#### EXERCISE
Filter the listing below, copying every line in which the word "Urine" appears.
Segment Start: TASK MATERIAL
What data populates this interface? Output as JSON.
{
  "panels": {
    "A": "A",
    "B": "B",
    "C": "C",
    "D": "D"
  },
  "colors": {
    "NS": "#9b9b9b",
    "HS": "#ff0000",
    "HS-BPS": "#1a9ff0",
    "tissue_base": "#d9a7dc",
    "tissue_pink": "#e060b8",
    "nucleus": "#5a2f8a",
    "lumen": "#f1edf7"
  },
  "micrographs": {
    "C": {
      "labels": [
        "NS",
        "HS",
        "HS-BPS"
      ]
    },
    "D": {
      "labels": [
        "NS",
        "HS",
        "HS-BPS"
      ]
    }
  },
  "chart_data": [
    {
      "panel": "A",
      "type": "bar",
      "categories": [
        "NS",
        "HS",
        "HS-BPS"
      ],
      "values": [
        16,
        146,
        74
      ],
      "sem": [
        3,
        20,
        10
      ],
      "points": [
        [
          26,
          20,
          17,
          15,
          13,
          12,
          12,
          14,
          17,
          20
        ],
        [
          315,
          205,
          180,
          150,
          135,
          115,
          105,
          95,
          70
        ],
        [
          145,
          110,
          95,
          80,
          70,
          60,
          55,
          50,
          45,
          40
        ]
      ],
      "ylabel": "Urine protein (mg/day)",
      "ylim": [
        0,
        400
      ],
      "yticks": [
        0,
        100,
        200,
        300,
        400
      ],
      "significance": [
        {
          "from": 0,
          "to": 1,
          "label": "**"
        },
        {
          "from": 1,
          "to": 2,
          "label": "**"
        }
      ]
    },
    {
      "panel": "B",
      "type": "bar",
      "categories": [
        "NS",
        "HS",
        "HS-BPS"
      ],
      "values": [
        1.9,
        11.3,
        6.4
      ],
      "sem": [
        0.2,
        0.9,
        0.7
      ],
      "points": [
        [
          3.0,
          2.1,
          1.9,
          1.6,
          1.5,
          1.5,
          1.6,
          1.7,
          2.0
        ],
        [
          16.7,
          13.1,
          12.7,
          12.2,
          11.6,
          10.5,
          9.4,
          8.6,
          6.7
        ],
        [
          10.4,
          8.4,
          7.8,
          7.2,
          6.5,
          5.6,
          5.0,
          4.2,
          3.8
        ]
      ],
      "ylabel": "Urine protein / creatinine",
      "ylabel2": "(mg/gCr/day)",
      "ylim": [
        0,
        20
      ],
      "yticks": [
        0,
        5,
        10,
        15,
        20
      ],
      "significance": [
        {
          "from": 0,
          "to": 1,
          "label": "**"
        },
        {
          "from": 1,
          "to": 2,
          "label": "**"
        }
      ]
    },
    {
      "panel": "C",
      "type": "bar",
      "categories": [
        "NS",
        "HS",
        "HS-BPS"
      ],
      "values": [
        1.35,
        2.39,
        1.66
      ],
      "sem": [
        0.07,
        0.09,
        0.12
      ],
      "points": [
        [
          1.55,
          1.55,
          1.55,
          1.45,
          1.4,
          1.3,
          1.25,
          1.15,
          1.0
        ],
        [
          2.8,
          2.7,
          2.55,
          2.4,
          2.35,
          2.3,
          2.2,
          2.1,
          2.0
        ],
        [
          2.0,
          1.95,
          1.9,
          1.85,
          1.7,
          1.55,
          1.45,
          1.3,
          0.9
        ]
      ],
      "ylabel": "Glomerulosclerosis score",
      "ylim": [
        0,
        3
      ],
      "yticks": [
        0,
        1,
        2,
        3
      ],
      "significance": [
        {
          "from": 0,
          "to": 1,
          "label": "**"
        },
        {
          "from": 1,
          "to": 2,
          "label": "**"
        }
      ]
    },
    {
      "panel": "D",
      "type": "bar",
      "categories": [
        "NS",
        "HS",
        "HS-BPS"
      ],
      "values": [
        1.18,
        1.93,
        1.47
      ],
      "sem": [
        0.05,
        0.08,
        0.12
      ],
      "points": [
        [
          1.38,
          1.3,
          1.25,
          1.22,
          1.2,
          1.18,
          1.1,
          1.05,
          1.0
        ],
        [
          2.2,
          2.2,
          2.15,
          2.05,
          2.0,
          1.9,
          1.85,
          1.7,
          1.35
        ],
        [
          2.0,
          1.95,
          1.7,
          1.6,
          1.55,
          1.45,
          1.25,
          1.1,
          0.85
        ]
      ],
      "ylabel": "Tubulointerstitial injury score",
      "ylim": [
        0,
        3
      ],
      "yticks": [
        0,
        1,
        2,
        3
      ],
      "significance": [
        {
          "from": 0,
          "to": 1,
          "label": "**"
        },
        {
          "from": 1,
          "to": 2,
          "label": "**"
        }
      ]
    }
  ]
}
Segment End: TASK MATERIAL
#### SOLUTION TO THIS TASK
      "ylabel": "Urine protein (mg/day)",
      "ylabel": "Urine protein / creatinine",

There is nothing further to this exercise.